§ Provided information
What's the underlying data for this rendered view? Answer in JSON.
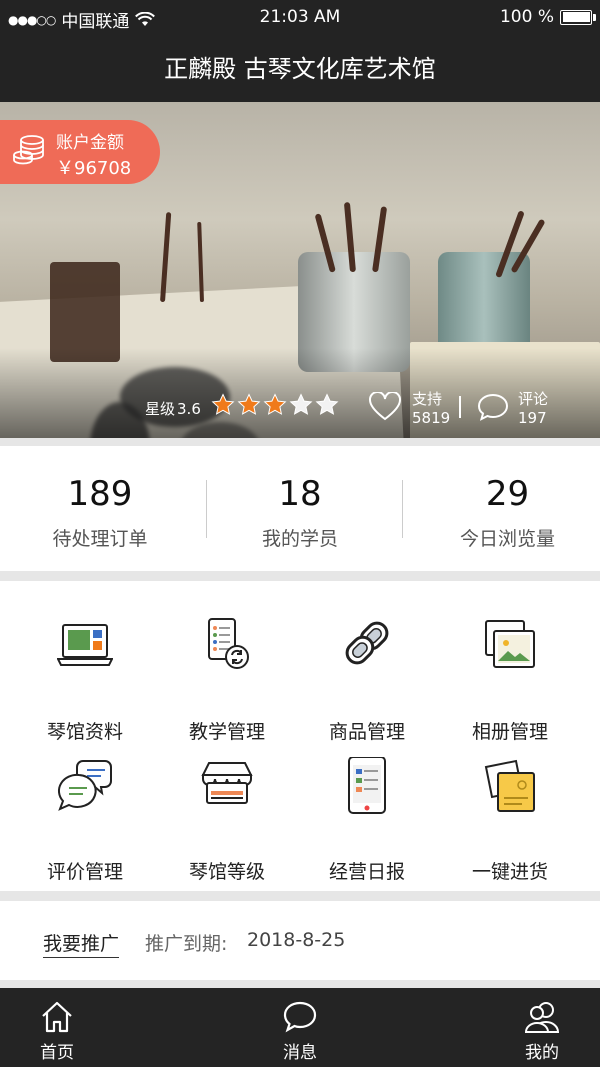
{
  "status_bar": {
    "signal": "●●●○○",
    "carrier": "中国联通",
    "time": "21:03 AM",
    "battery": "100 %"
  },
  "header": {
    "title": "正麟殿 古琴文化库艺术馆"
  },
  "balance": {
    "label": "账户金额",
    "amount": "￥96708",
    "icon": "coins-icon"
  },
  "rating": {
    "label": "星级",
    "value": "3.6",
    "stars_filled": 3,
    "stars_total": 5,
    "star_color": "#f07a1a"
  },
  "support": {
    "label": "支持",
    "count": "5819"
  },
  "comments": {
    "label": "评论",
    "count": "197"
  },
  "stats": [
    {
      "value": "189",
      "label": "待处理订单"
    },
    {
      "value": "18",
      "label": "我的学员"
    },
    {
      "value": "29",
      "label": "今日浏览量"
    }
  ],
  "menu": [
    {
      "label": "琴馆资料",
      "icon": "laptop-icon"
    },
    {
      "label": "教学管理",
      "icon": "schedule-icon"
    },
    {
      "label": "商品管理",
      "icon": "chain-link-icon"
    },
    {
      "label": "相册管理",
      "icon": "photo-album-icon"
    },
    {
      "label": "评价管理",
      "icon": "chat-bubbles-icon"
    },
    {
      "label": "琴馆等级",
      "icon": "storefront-icon"
    },
    {
      "label": "经营日报",
      "icon": "phone-report-icon"
    },
    {
      "label": "一键进货",
      "icon": "sticky-notes-icon"
    }
  ],
  "promotion": {
    "link": "我要推广",
    "expiry_label": "推广到期:",
    "expiry_date": "2018-8-25"
  },
  "tabs": [
    {
      "label": "首页",
      "icon": "home-icon"
    },
    {
      "label": "消息",
      "icon": "message-icon"
    },
    {
      "label": "我的",
      "icon": "user-icon"
    }
  ],
  "colors": {
    "dark_bar": "#232323",
    "accent": "#ef6b57",
    "star": "#f07a1a"
  }
}
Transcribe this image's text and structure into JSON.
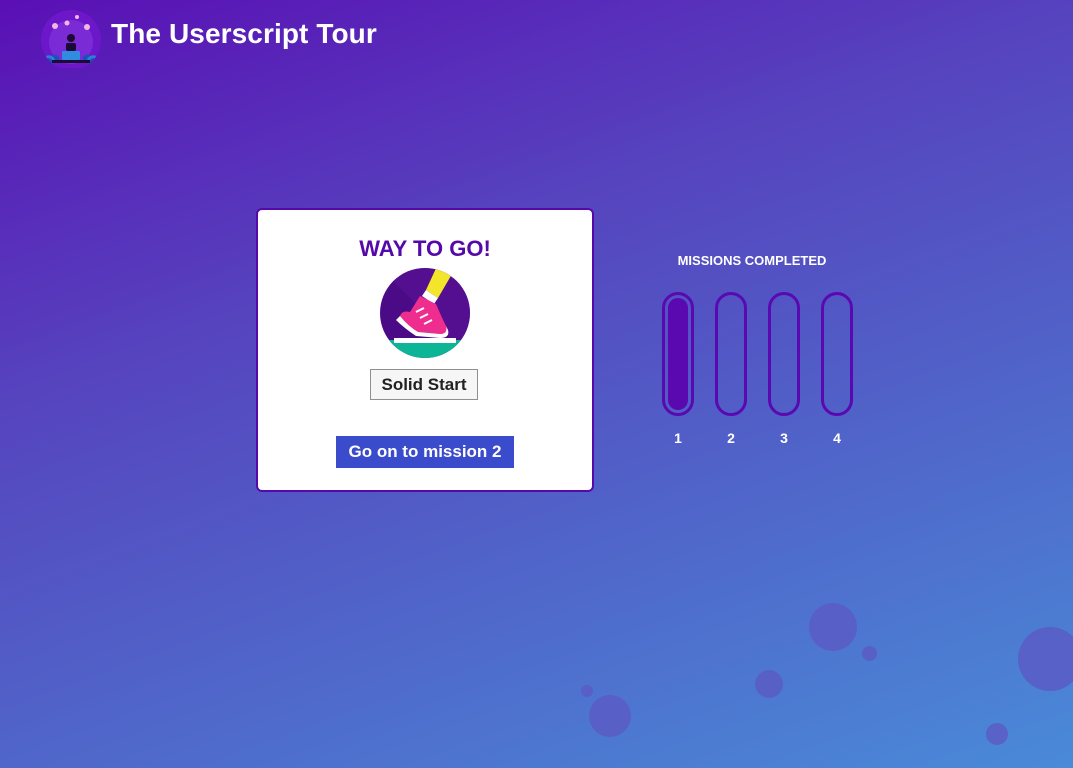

§ Your objective
Find the lines that include the string "icon", then copy each of them.

§ Expected answer
    "icon": "coins-icon"
      "icon": "laptop-icon"
      "icon": "schedule-icon"
      "icon": "chain-link-icon"
      "icon": "photo-album-icon"
      "icon": "chat-bubbles-icon"
      "icon": "storefront-icon"
      "icon": "phone-report-icon"
      "icon": "sticky-notes-icon"
      "icon": "home-icon"
      "icon": "message-icon"
      "icon": "user-icon"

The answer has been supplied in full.